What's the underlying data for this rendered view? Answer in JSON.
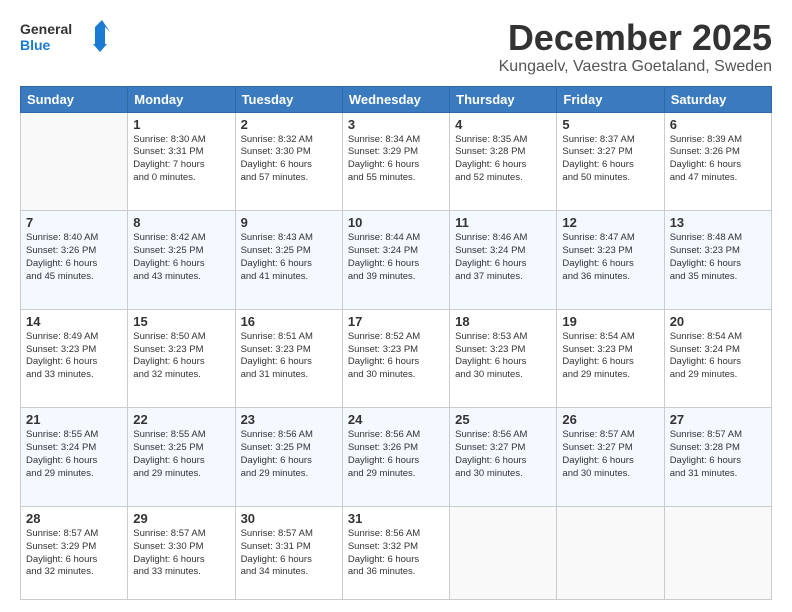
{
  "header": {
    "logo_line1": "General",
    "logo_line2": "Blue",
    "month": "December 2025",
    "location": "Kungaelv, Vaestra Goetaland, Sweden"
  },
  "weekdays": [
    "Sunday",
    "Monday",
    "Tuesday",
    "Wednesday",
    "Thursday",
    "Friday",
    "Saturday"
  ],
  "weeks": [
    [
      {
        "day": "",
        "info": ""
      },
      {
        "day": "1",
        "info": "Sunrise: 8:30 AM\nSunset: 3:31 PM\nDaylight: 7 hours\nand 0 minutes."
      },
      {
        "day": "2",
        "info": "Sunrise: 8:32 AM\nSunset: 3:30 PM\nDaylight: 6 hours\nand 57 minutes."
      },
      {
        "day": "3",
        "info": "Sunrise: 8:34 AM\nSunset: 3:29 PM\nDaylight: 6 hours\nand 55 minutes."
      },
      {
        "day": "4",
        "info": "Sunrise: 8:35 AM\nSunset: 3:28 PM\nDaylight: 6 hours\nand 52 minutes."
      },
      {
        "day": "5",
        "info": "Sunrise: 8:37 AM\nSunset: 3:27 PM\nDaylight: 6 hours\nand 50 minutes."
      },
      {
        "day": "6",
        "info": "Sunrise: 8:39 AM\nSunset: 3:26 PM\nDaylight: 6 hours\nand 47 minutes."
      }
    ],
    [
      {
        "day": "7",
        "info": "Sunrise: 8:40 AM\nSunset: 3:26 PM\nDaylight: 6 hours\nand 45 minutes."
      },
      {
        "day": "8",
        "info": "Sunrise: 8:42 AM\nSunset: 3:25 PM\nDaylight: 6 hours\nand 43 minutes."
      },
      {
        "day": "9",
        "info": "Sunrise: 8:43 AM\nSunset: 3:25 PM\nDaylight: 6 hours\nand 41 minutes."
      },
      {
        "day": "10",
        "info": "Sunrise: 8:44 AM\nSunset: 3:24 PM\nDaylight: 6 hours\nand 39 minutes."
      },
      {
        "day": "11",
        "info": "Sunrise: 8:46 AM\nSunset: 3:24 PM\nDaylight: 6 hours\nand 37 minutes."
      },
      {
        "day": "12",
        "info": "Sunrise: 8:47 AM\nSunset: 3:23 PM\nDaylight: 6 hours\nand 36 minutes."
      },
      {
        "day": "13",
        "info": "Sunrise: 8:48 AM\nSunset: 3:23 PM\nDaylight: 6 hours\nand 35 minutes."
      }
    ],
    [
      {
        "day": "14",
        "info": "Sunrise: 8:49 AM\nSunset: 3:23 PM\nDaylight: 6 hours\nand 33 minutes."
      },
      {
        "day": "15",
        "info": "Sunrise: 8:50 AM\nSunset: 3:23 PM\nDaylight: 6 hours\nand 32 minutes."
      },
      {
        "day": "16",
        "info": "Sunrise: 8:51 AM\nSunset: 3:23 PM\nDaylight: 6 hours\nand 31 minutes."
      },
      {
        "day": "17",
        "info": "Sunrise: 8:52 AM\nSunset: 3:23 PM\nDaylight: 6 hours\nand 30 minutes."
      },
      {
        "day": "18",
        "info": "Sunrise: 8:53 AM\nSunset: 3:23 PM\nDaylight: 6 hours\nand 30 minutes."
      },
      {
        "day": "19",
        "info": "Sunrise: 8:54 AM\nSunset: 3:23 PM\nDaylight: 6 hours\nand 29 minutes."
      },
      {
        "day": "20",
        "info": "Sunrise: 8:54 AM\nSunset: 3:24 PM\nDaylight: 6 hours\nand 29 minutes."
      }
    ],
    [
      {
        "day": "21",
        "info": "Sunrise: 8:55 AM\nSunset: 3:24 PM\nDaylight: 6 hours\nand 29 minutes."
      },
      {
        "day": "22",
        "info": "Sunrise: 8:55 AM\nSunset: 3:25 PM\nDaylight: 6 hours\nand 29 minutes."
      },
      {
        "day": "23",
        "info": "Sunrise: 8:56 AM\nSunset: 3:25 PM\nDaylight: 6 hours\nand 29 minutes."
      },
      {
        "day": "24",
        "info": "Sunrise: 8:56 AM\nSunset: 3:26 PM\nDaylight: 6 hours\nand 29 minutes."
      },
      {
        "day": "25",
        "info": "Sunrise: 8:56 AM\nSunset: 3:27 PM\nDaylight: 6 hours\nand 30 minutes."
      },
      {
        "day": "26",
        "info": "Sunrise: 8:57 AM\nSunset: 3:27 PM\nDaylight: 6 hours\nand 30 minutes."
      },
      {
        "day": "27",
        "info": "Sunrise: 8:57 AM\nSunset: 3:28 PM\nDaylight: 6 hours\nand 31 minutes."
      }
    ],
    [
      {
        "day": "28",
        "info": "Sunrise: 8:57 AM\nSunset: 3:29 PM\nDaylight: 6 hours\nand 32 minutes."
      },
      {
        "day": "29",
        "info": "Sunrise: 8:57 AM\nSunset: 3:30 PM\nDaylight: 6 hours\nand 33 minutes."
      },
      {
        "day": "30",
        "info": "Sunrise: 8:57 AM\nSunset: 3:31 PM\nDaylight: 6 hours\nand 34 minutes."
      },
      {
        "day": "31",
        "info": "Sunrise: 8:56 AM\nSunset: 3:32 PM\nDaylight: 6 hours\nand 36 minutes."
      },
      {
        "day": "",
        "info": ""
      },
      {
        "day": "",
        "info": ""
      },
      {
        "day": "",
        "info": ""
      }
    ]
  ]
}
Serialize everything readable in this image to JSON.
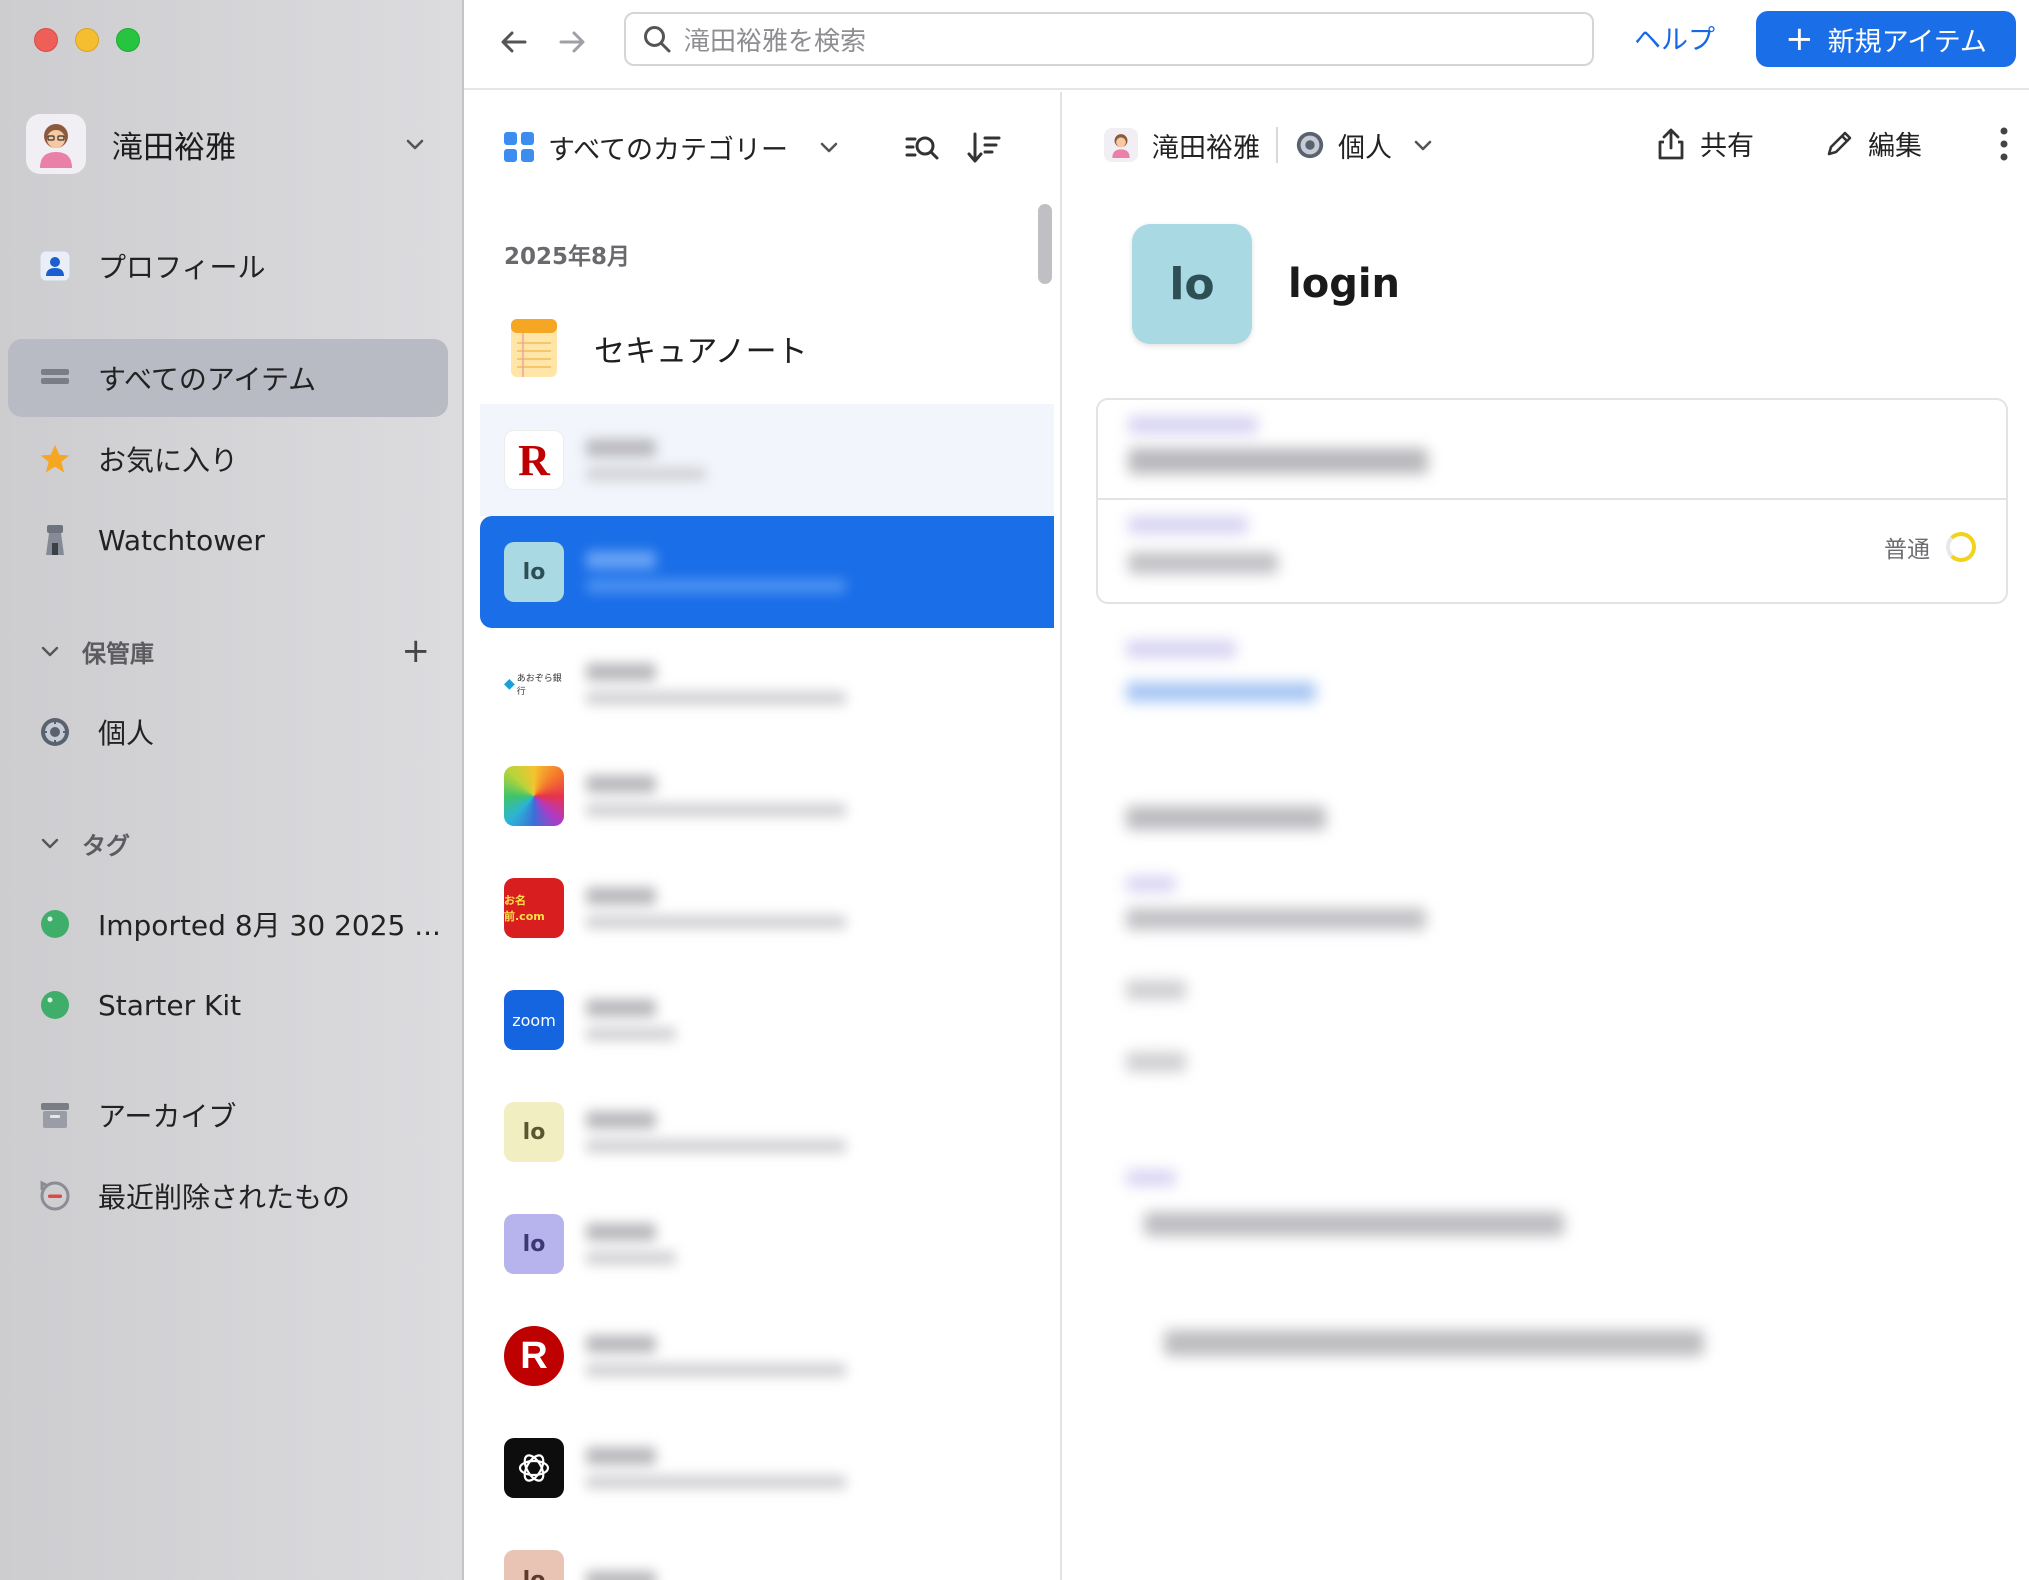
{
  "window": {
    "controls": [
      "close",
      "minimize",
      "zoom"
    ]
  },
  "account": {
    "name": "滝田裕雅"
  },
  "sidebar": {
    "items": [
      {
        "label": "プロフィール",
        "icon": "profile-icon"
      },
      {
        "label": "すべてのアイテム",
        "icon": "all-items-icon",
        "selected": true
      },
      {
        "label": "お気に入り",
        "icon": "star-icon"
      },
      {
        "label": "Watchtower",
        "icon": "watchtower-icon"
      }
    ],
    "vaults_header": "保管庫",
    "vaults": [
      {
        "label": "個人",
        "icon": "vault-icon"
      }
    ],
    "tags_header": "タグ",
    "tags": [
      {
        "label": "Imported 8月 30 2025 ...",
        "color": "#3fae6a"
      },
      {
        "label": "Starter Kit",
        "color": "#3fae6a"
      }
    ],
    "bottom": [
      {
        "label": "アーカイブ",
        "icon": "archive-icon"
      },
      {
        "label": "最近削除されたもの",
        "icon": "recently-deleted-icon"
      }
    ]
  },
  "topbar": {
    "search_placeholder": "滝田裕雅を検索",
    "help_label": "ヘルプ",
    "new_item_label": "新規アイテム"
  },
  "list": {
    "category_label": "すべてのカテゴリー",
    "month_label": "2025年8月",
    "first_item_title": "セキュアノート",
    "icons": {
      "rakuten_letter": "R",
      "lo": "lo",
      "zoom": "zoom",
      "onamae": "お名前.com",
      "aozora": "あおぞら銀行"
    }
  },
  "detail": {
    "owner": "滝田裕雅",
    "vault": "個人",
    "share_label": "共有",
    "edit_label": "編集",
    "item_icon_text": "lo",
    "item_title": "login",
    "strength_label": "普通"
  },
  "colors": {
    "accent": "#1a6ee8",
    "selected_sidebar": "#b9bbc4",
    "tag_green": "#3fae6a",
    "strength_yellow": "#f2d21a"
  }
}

□ □ □ □ □

Exercise details:
Read the entries and select each line where the word "this" is found.

Solved exercise:
What's the underlying data for this rendered view? Answer in JSON.
Serialize everything readable in this image to JSON.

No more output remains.